---------- EXTRACT TO READ

Some types of attorney misconduct in and through our public courts undermine the rule of law. Photo Courtesy Engage Projects Gallery Chicago.

Abstract

The Rule of Law is fundamentally compromised and harmed when attorneys engage in misconduct in and through the courts — particularly when that misconduct exploits vulnerable litigants or manipulates legal procedures for strategic improper gain. This article argues that such conduct creates a de facto dual-state legal system, one in which ethical parties operate under the proper constraints of fairness and legality, while unethical attorneys separately manipulate the process with impunity, out of the public eye. Drawing on the concept of the dual-state theory — originally used to describe authoritarian regimes that maintain a public-facing legal system while secretly deploying a separate system against disfavored individuals — the analysis in this article argues and begins to demonstrate how similar dynamics can emerge within ostensibly ethical and fair judicial systems. If courts fail to intervene when they are shown the facts of such misconduct, they enable a decay of the rule of law and are complicit in a parallel, dual-state legal order that governed not by the rule of law but by attorneys most willing to engage in misconduct. The Rule of Law, properly understood, is not preserved by mere formalism and mere recital as a platitude; rather, it requires active judicial action and resistance to internal corruption caused by attorney misconduct in and through the public courts. Without action by the courts themselves, attorney misconduct causes all conceptions of the Rule of Law to collapse into a façade — offered to some, denied to others, all with the pretense that it exists, when in fact the attorney misconduct has caused it to start to rot from the inside.

I. What Is the Rule of Law?

To understand how attorney misconduct in courts undermines the rule of law, we must first define the concept in its “normal” or widely accepted sense.

A. Core Elements of the Rule of Law

Most conceptions include:

  1. Legality: Government and private actors are bound by and act in accordance with publicly promulgated laws.

--------------------
---------- SOURCE DATA

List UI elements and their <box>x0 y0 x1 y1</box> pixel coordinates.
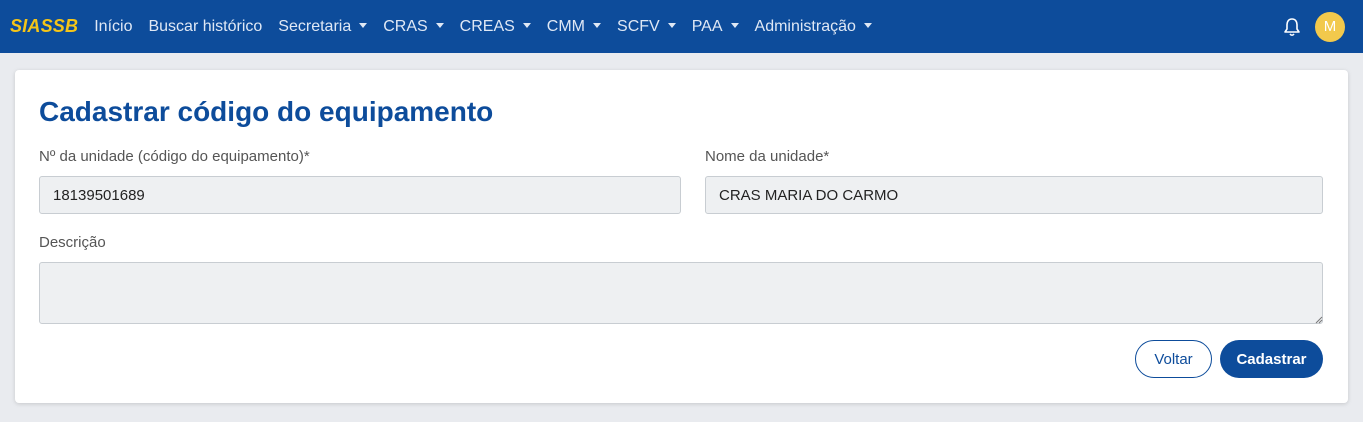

--------------------

- **OBJECTIVE 1**
Copy the part of the article on attorney misconduct that starts with "To understand how" and goes on through "publicly promulgated laws.".
- **OBJECTIVE 2**
Write what comes next in the article on attorney misconduct, picking up after its last sentence.
The listing comes from a separate source.

- **EXPECTED ANSWER 1**
To understand how attorney misconduct in courts undermines the rule of law, we must first define the concept in its “normal” or widely accepted sense.

A. Core Elements of the Rule of Law

Most conceptions include:

  1. Legality: Government and private actors are bound by and act in accordance with publicly promulgated laws.

- **EXPECTED ANSWER 2**
  2. Equality Before the Law: All persons are treated equally by the legal system.
  3. Access to Justice: Individuals must have recourse to impartial courts.
  4. Independent Judiciary: Courts must be fair, neutral, and not influenced by external pressures.
  5. Procedural Fairness: Legal proceedings must be conducted transparently and by rules that guarantee due process.
  6. Accountability: Violations of law must be subject to remedies and enforcement.

II. The Role of Lawyers in the Rule of Law

Lawyers serve as the interface between individuals and the legal system. Their fidelity to the rule of law in all its meanings — and their fidelity to ethical constraints — is essential to an overall meaning of the rule of law.

A. Lawyers as Officers of the Court

  • Lawyers have a dual role: to advocate for their clients and to uphold the administration of justice.
  • Courts rely on lawyers to present facts truthfully, argue lawfully, and respect judicial processes.

B. Gatekeeping and Integrity

  • Lawyers often control access to litigation and judicial resources.
  • Their conduct shapes both the efficiency and the fairness of legal proceedings.

III. How Misconduct by Lawyers in Court Undermines the Rule of Law

It is asserted that when lawyers engage in misconduct in or through the courts, this undermines the rule of law in all normal conceptions of that term, including by the following:

A. Undermining Legality and Predictability

  • Legal rules lose meaning if officers of the court routinely manipulate, evade, or subvert them.
  • Misconduct leads to decisions not based on the merits or law, but on deception, delay, or unfair advantage.

B. Eroding Equality Before the Law

  • If lawyers use misconduct to secure favorable outcomes, those with more resources (or less scruples) gain disproportionate access to justice.
  • Courts cease to be neutral arenas and become skewed in favor of the unscrupulous.

C. Breaking Public Trust in the Courts

  • The rule of law depends on public confidence that courts are fair, rational, and incorruptible.
  • Misconduct in the courtroom creates the appearance — and often the reality — that justice is for sale or manipulable.
  • This is compounded when courts fail to sanction such misconduct.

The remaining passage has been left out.